begin

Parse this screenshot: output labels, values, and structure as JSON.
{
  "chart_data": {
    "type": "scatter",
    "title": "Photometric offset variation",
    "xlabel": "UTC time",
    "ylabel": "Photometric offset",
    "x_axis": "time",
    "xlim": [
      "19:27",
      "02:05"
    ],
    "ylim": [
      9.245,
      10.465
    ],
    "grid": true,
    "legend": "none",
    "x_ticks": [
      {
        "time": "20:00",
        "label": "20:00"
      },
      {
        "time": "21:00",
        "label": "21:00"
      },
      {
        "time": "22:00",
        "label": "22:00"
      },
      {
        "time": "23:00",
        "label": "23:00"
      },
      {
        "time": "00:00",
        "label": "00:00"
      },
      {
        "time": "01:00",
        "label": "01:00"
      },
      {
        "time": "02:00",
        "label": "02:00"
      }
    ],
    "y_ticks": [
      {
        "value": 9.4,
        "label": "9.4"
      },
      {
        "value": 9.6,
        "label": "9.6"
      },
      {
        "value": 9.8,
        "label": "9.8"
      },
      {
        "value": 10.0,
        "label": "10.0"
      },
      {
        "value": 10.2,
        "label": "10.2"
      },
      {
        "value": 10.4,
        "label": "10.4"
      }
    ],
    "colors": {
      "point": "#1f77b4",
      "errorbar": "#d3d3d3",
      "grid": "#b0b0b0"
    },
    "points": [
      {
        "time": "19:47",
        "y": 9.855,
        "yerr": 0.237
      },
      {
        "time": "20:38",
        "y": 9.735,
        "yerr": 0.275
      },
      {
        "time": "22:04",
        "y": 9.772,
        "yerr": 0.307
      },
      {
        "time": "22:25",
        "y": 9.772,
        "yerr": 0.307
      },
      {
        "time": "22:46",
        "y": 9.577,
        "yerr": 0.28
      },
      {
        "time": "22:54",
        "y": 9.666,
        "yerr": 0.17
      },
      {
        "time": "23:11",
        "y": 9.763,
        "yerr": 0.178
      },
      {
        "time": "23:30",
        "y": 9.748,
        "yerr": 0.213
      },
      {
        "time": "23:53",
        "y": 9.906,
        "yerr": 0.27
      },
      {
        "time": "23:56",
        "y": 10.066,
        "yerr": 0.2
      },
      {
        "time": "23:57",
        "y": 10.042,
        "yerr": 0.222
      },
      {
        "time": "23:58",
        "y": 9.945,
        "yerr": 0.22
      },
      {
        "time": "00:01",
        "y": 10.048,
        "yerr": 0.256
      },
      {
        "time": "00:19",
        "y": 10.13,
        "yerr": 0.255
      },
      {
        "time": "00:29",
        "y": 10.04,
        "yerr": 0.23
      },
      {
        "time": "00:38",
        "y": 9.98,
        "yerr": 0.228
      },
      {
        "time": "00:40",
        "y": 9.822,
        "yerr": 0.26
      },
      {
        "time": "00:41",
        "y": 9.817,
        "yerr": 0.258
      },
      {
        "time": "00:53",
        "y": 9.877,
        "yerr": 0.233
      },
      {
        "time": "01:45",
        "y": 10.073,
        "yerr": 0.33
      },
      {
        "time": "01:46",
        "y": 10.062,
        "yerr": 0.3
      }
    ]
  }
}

end

### What you should do
Reproduce every record, matching each line exactly.

### The completed task
Parse this screenshot: output labels, values, and structure as JSON.
{
  "chart_data": {
    "type": "scatter",
    "title": "Photometric offset variation",
    "xlabel": "UTC time",
    "ylabel": "Photometric offset",
    "x_axis": "time",
    "xlim": [
      "19:27",
      "02:05"
    ],
    "ylim": [
      9.245,
      10.465
    ],
    "grid": true,
    "legend": "none",
    "x_ticks": [
      {
        "time": "20:00",
        "label": "20:00"
      },
      {
        "time": "21:00",
        "label": "21:00"
      },
      {
        "time": "22:00",
        "label": "22:00"
      },
      {
        "time": "23:00",
        "label": "23:00"
      },
      {
        "time": "00:00",
        "label": "00:00"
      },
      {
        "time": "01:00",
        "label": "01:00"
      },
      {
        "time": "02:00",
        "label": "02:00"
      }
    ],
    "y_ticks": [
      {
        "value": 9.4,
        "label": "9.4"
      },
      {
        "value": 9.6,
        "label": "9.6"
      },
      {
        "value": 9.8,
        "label": "9.8"
      },
      {
        "value": 10.0,
        "label": "10.0"
      },
      {
        "value": 10.2,
        "label": "10.2"
      },
      {
        "value": 10.4,
        "label": "10.4"
      }
    ],
    "colors": {
      "point": "#1f77b4",
      "errorbar": "#d3d3d3",
      "grid": "#b0b0b0"
    },
    "points": [
      {
        "time": "19:47",
        "y": 9.855,
        "yerr": 0.237
      },
      {
        "time": "20:38",
        "y": 9.735,
        "yerr": 0.275
      },
      {
        "time": "22:04",
        "y": 9.772,
        "yerr": 0.307
      },
      {
        "time": "22:25",
        "y": 9.772,
        "yerr": 0.307
      },
      {
        "time": "22:46",
        "y": 9.577,
        "yerr": 0.28
      },
      {
        "time": "22:54",
        "y": 9.666,
        "yerr": 0.17
      },
      {
        "time": "23:11",
        "y": 9.763,
        "yerr": 0.178
      },
      {
        "time": "23:30",
        "y": 9.748,
        "yerr": 0.213
      },
      {
        "time": "23:53",
        "y": 9.906,
        "yerr": 0.27
      },
      {
        "time": "23:56",
        "y": 10.066,
        "yerr": 0.2
      },
      {
        "time": "23:57",
        "y": 10.042,
        "yerr": 0.222
      },
      {
        "time": "23:58",
        "y": 9.945,
        "yerr": 0.22
      },
      {
        "time": "00:01",
        "y": 10.048,
        "yerr": 0.256
      },
      {
        "time": "00:19",
        "y": 10.13,
        "yerr": 0.255
      },
      {
        "time": "00:29",
        "y": 10.04,
        "yerr": 0.23
      },
      {
        "time": "00:38",
        "y": 9.98,
        "yerr": 0.228
      },
      {
        "time": "00:40",
        "y": 9.822,
        "yerr": 0.26
      },
      {
        "time": "00:41",
        "y": 9.817,
        "yerr": 0.258
      },
      {
        "time": "00:53",
        "y": 9.877,
        "yerr": 0.233
      },
      {
        "time": "01:45",
        "y": 10.073,
        "yerr": 0.33
      },
      {
        "time": "01:46",
        "y": 10.062,
        "yerr": 0.3
      }
    ]
  }
}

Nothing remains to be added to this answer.